• WRITTEN TASK: Records follow. Pull out every line that contains "What".

• WORKING DATA:
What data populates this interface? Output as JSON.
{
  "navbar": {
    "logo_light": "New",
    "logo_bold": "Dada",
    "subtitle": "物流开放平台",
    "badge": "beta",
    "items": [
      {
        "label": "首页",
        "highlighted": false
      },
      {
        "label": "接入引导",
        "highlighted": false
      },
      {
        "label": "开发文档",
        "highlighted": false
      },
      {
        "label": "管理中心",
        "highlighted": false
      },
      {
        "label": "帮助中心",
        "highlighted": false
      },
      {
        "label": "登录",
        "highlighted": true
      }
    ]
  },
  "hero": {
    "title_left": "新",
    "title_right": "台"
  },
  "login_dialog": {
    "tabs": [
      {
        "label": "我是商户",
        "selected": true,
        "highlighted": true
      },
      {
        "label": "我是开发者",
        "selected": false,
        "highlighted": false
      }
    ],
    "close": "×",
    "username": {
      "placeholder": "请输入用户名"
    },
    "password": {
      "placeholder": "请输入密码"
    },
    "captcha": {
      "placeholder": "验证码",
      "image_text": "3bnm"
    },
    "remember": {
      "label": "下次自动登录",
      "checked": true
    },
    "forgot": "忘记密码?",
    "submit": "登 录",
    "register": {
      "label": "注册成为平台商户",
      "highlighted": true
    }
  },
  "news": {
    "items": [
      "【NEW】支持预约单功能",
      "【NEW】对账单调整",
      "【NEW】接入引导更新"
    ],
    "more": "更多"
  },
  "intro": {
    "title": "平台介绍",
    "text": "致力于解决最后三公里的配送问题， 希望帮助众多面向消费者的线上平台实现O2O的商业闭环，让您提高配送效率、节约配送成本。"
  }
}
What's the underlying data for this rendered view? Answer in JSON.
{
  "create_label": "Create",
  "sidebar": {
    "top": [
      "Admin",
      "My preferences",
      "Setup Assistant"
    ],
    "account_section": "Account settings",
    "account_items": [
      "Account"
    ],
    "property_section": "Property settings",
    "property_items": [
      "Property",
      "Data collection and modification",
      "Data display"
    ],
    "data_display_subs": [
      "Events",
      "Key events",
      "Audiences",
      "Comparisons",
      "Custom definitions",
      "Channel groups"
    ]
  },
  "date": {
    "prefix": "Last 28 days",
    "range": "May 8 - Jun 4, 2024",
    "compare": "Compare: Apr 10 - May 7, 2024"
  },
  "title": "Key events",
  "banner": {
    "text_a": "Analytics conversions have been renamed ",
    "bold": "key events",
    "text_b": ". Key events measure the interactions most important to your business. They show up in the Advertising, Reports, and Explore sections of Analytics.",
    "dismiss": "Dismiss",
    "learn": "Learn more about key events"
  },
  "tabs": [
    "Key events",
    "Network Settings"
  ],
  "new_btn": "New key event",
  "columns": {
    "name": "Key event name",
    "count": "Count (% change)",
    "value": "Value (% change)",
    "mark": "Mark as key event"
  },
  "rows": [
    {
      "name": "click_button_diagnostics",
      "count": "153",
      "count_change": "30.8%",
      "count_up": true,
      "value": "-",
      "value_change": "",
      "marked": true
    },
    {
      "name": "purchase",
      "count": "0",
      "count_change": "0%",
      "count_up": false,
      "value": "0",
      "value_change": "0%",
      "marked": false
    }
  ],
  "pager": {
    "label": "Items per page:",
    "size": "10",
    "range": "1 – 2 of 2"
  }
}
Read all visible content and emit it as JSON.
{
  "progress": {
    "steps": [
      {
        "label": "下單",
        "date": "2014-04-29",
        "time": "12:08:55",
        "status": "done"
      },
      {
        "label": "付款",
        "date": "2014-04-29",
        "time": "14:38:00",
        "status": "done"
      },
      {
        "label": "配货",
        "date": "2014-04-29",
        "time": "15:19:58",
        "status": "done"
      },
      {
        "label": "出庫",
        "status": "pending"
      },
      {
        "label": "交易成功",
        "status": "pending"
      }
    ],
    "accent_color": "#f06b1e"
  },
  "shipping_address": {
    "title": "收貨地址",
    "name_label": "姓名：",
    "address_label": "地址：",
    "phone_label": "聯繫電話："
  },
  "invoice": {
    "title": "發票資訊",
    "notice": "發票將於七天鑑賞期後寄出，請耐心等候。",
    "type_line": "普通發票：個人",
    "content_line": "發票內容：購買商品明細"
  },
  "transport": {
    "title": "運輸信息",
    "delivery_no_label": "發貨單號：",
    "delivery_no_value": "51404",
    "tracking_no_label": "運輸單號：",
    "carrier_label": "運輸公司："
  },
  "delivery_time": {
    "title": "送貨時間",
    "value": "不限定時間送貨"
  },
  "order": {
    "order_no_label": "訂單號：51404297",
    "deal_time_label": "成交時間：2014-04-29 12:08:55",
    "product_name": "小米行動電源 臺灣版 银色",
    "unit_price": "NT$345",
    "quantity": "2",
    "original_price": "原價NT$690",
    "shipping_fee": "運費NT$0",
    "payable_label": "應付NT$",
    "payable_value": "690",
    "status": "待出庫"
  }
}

• RESULT FOR THIS EXERCISE:
What data populates this interface? Output as JSON.
What's the underlying data for this rendered view? Answer in JSON.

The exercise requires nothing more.